#### DATASET EXCERPTS ####
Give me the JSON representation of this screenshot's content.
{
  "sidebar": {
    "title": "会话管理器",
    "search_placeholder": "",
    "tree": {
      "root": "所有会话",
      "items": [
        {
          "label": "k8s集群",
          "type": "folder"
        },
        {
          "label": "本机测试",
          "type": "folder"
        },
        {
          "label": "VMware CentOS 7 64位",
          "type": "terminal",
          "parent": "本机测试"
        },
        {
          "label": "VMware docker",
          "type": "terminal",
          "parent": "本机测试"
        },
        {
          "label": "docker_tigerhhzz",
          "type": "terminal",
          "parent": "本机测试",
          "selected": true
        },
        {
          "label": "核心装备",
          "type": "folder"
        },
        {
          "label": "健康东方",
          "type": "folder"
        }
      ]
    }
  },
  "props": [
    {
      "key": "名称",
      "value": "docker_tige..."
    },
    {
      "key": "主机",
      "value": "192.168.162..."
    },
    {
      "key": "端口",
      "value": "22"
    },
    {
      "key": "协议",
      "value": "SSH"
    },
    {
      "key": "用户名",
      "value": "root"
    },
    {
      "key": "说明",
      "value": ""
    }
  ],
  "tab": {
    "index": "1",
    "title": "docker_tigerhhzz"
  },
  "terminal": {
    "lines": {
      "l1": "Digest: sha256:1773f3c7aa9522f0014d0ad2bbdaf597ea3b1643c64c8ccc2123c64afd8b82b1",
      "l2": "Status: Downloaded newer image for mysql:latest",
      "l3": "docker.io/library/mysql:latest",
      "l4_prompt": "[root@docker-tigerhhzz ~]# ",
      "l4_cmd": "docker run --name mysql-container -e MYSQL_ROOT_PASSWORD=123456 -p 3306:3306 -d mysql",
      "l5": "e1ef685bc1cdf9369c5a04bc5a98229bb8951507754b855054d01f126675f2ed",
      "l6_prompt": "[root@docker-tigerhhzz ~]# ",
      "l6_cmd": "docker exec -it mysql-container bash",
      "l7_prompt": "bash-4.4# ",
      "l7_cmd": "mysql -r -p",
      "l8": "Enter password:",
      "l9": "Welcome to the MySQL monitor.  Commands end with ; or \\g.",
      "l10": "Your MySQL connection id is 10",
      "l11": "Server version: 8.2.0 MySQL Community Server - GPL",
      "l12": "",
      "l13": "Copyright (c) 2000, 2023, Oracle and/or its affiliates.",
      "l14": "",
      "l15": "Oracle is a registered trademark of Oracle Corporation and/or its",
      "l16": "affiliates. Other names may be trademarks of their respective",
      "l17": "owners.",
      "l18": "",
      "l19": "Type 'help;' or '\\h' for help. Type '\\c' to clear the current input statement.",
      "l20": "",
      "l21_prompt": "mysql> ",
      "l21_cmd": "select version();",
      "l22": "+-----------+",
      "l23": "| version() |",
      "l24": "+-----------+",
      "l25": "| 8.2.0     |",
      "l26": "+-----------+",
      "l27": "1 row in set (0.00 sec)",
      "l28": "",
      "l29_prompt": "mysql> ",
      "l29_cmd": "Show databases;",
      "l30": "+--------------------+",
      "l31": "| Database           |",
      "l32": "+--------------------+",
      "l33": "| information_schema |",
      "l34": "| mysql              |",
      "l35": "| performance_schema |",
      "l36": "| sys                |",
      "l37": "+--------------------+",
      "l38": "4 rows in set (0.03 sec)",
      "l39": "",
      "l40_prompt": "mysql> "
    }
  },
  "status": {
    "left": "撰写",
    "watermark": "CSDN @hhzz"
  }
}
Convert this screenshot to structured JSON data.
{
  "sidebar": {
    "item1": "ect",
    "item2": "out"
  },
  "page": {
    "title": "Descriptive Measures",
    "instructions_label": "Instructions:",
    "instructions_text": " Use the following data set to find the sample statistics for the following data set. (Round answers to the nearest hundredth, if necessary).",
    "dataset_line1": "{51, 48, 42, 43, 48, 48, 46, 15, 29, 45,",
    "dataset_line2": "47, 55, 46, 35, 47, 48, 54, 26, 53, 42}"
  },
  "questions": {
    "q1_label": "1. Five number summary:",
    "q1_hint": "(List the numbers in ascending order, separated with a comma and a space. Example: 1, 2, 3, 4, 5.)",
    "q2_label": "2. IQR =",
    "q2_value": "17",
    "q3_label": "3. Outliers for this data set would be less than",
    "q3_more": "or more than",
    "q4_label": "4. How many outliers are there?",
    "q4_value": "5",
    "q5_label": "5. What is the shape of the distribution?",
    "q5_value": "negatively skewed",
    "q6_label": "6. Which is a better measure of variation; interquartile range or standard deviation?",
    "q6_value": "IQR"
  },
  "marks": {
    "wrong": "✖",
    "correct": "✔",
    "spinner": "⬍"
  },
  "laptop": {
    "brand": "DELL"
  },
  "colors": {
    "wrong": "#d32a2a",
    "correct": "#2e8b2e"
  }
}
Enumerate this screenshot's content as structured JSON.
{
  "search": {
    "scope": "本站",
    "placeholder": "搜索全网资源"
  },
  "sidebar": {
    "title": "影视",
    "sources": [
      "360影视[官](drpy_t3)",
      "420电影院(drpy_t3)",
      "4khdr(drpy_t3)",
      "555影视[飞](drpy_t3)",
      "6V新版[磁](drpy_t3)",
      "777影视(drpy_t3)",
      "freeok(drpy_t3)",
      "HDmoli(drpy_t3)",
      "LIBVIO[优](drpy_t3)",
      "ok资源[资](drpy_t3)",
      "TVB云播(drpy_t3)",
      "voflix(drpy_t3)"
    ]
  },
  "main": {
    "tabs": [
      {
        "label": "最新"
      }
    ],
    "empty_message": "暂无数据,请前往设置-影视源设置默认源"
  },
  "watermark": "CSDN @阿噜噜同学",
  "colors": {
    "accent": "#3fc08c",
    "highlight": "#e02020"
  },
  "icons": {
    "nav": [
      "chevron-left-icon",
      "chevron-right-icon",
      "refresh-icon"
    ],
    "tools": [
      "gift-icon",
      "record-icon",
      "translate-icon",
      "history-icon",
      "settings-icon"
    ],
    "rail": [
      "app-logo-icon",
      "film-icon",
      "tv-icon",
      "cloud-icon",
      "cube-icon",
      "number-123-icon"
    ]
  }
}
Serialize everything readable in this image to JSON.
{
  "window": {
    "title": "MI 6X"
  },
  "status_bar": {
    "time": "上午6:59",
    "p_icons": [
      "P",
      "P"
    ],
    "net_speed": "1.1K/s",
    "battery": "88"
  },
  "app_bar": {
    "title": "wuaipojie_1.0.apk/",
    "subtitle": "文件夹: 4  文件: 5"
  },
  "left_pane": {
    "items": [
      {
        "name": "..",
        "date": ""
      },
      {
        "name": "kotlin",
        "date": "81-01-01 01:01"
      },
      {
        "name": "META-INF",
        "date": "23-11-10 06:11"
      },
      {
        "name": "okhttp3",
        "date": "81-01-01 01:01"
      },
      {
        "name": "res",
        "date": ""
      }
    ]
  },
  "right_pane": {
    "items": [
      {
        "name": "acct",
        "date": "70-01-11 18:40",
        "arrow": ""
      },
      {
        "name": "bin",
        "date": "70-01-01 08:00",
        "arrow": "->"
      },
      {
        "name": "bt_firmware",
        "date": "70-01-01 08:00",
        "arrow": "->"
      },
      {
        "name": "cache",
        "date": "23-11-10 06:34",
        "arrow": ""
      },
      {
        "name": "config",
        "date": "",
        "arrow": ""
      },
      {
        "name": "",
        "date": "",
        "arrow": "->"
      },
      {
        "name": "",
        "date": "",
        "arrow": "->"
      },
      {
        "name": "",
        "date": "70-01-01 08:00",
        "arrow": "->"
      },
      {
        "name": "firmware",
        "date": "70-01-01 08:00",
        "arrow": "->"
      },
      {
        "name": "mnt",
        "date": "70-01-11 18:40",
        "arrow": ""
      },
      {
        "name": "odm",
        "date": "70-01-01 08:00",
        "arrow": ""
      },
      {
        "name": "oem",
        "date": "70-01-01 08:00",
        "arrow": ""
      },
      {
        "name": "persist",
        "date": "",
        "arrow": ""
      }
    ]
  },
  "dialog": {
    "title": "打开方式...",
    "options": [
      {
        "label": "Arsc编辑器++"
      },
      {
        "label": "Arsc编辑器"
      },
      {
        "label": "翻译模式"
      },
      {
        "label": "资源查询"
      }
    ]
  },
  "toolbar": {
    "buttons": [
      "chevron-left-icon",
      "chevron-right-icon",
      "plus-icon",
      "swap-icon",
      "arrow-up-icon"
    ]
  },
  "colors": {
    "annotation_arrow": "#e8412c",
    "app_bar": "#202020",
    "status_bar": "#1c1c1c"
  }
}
####
**EXERCISE REQUIREMENTS:**
Answer with one number: how many lines of the entries above include the word "watermark".

**CORRECT RESULT:**
2